-- begin Records for processing --
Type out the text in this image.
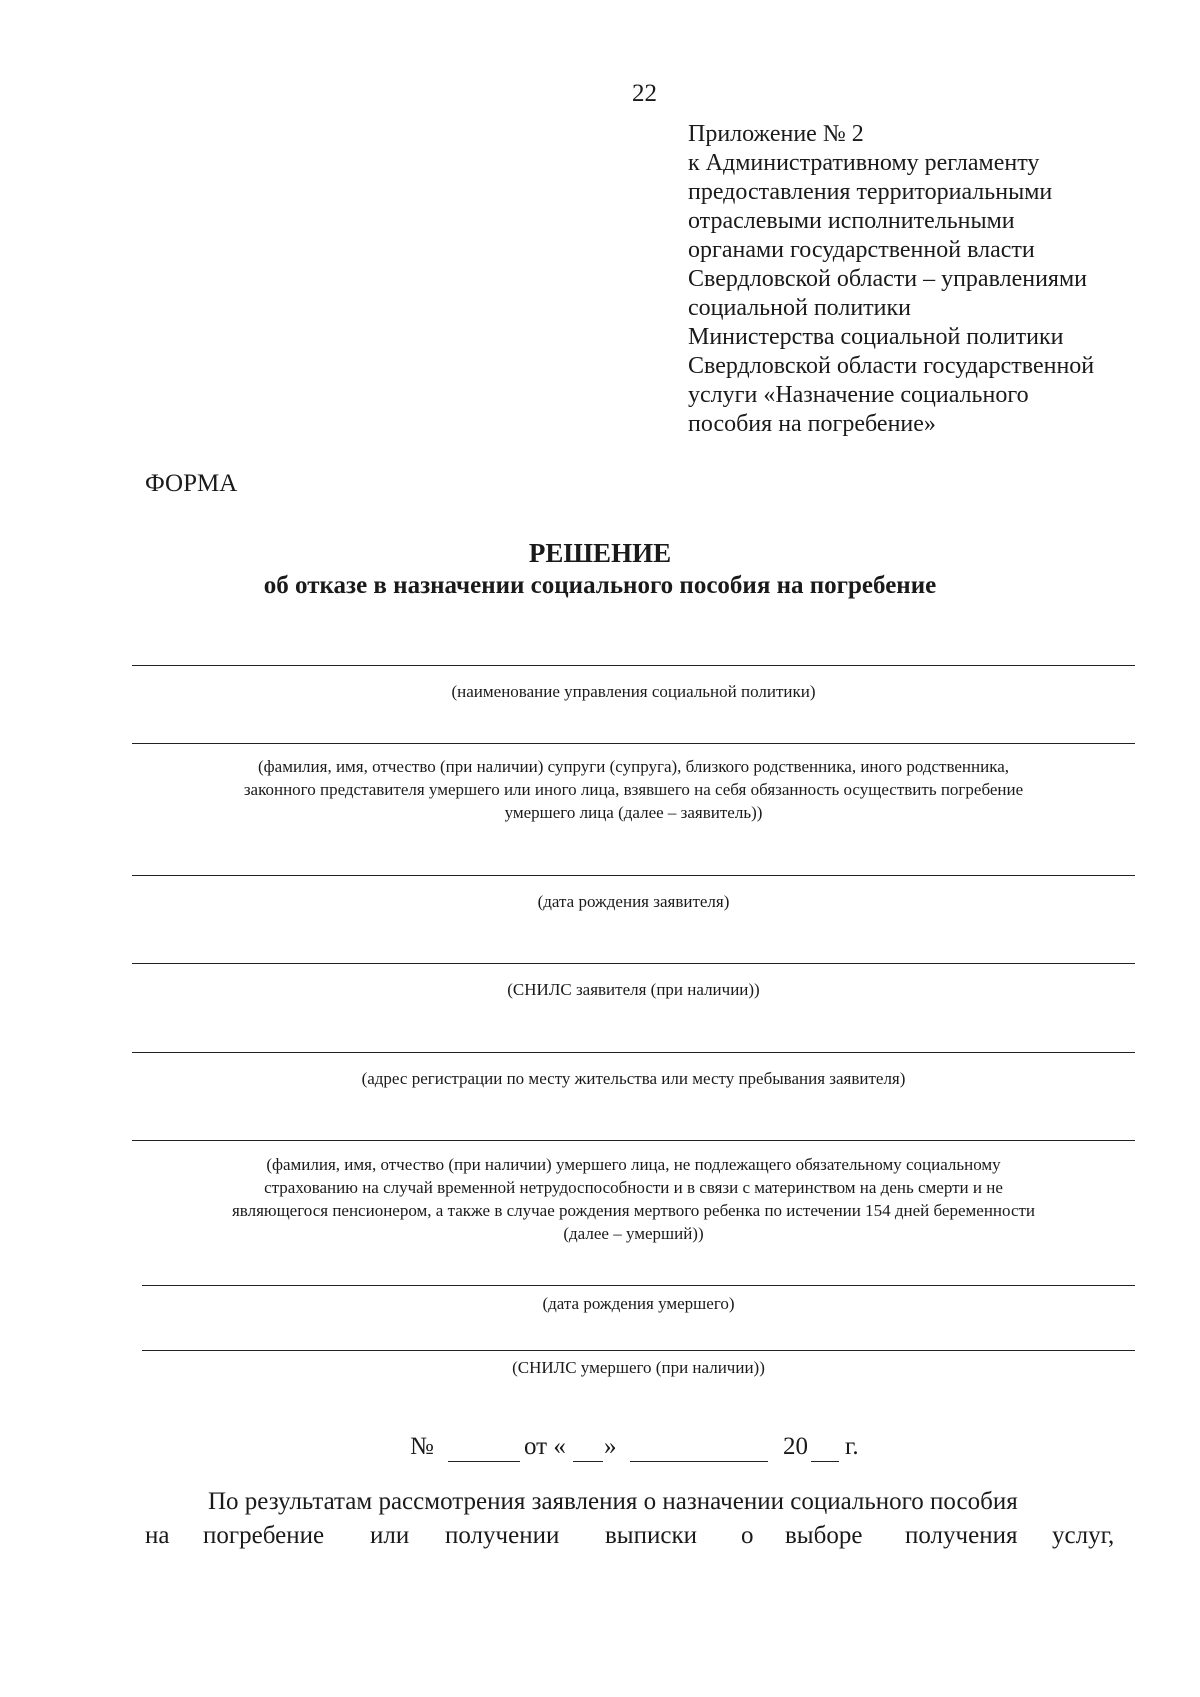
22
Приложение № 2
к Административному регламенту
предоставления территориальными
отраслевыми исполнительными
органами государственной власти
Свердловской области – управлениями
социальной политики
Министерства социальной политики
Свердловской области государственной
услуги «Назначение социального
пособия на погребение»
ФОРМА
РЕШЕНИЕ
об отказе в назначении социального пособия на погребение
(наименование управления социальной политики)
(фамилия, имя, отчество (при наличии) супруги (супруга), близкого родственника, иного родственника,
законного представителя умершего или иного лица, взявшего на себя обязанность осуществить погребение
умершего лица (далее – заявитель))
(дата рождения заявителя)
(СНИЛС заявителя (при наличии))
(адрес регистрации по месту жительства или месту пребывания заявителя)
(фамилия, имя, отчество (при наличии) умершего лица, не подлежащего обязательному социальному
страхованию на случай временной нетрудоспособности и в связи с материнством на день смерти и не
являющегося пенсионером, а также в случае рождения мертвого ребенка по истечении 154 дней беременности
(далее – умерший))
(дата рождения умершего)
(СНИЛС умершего (при наличии))
№	от « »	20 г.
По результатам рассмотрения заявления о назначении социального пособия
на погребение или получении выписки о выборе получения услуг,
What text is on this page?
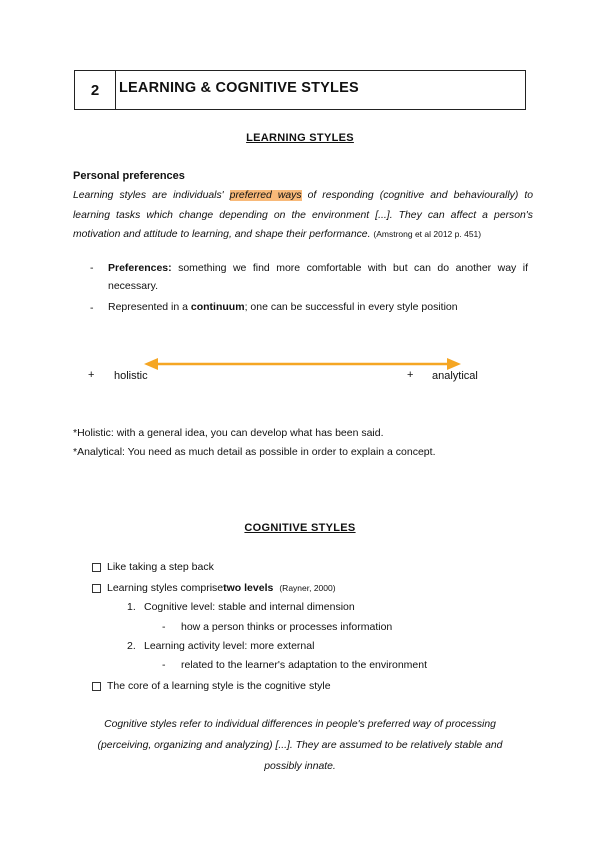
2	LEARNING & COGNITIVE STYLES
LEARNING STYLES
Personal preferences
Learning styles are individuals' preferred ways of responding (cognitive and behaviourally) to learning tasks which change depending on the environment [...]. They can affect a person's motivation and attitude to learning, and shape their performance. (Amstrong et al 2012 p. 451)
- Preferences: something we find more comfortable with but can do another way if necessary.
- Represented in a continuum; one can be successful in every style position
+ holistic	+ analytical
*Holistic: with a general idea, you can develop what has been said.
*Analytical: You need as much detail as possible in order to explain a concept.
COGNITIVE STYLES
Like taking a step back
Learning styles comprise two levels (Rayner, 2000)
1. Cognitive level: stable and internal dimension
- how a person thinks or processes information
2. Learning activity level: more external
- related to the learner's adaptation to the environment
The core of a learning style is the cognitive style
Cognitive styles refer to individual differences in people's preferred way of processing (perceiving, organizing and analyzing) [...]. They are assumed to be relatively stable and possibly innate.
-- end Records for processing --
*Stated task*. Where a line in the material contains "умершего", copy that line.

*Finished exercise*.
законного представителя умершего или иного лица, взявшего на себя обязанность осуществить погребение
умершего лица (далее – заявитель))
(фамилия, имя, отчество (при наличии) умершего лица, не подлежащего обязательному социальному
(дата рождения умершего)
(СНИЛС умершего (при наличии))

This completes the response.